Stated exercise: Count lines with the string "name" in them. State the number alone.

Dataset content:
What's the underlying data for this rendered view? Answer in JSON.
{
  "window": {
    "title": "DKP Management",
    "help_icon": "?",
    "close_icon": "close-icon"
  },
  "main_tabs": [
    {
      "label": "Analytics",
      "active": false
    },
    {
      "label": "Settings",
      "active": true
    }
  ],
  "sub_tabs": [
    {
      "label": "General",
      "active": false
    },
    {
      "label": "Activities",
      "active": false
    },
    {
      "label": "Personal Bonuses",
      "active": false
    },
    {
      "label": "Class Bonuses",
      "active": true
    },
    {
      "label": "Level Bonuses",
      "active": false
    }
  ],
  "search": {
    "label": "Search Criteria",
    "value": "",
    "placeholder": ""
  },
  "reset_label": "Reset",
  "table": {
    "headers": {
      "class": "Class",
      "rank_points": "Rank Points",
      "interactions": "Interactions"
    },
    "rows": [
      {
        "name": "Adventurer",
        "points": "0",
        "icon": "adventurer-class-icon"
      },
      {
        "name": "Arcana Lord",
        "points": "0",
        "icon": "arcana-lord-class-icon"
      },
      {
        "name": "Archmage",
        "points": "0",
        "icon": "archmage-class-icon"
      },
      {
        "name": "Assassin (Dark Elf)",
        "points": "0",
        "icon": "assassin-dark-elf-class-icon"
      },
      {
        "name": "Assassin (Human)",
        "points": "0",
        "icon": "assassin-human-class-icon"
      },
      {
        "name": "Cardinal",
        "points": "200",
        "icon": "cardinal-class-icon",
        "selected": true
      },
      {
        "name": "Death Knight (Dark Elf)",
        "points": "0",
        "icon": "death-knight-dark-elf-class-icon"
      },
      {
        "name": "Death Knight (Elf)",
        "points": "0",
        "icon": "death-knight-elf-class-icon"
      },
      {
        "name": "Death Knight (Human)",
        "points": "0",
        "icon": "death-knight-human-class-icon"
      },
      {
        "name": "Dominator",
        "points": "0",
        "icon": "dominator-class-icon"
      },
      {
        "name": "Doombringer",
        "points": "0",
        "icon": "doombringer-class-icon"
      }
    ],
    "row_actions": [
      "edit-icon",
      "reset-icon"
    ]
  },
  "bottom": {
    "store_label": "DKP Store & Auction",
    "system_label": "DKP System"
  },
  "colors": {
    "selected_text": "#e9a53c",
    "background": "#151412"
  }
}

Result for this exercise: 11